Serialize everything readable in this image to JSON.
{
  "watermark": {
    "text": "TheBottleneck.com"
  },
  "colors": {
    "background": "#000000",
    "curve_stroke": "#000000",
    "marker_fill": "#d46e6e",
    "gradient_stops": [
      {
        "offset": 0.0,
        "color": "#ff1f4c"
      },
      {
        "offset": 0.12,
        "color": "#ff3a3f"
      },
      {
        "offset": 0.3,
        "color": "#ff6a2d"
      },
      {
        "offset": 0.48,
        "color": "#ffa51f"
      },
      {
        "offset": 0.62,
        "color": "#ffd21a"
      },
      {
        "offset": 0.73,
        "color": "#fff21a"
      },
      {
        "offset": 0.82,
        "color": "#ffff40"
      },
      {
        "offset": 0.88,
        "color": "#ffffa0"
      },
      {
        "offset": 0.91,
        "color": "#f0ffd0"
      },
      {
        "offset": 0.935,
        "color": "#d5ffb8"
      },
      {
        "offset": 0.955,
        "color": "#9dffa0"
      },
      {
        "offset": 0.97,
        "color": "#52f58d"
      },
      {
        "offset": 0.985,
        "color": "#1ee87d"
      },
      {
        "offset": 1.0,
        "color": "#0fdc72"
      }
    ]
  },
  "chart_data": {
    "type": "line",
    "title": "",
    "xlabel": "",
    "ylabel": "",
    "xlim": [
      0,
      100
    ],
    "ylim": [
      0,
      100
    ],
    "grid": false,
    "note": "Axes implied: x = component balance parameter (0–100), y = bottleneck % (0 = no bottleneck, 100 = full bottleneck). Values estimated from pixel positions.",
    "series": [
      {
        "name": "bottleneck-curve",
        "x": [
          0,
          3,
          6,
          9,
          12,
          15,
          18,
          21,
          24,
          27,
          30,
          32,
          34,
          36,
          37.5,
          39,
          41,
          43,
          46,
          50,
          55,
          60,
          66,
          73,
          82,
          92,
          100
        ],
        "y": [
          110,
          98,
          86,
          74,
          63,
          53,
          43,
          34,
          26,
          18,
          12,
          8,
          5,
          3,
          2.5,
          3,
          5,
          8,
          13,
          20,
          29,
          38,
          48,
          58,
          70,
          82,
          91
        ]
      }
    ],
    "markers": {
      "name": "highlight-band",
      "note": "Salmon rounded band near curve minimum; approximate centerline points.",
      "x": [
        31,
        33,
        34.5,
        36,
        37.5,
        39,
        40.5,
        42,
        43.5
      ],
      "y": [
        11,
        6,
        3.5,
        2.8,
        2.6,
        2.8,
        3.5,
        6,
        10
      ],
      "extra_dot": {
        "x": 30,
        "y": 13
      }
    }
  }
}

- [GIVEN EXERCISE]
Return every line in the listing that contains the word "band".

- [OUTPUT FOR THIS EXERCISE]
      "name": "highlight-band",
      "note": "Salmon rounded band near curve minimum; approximate centerline points.",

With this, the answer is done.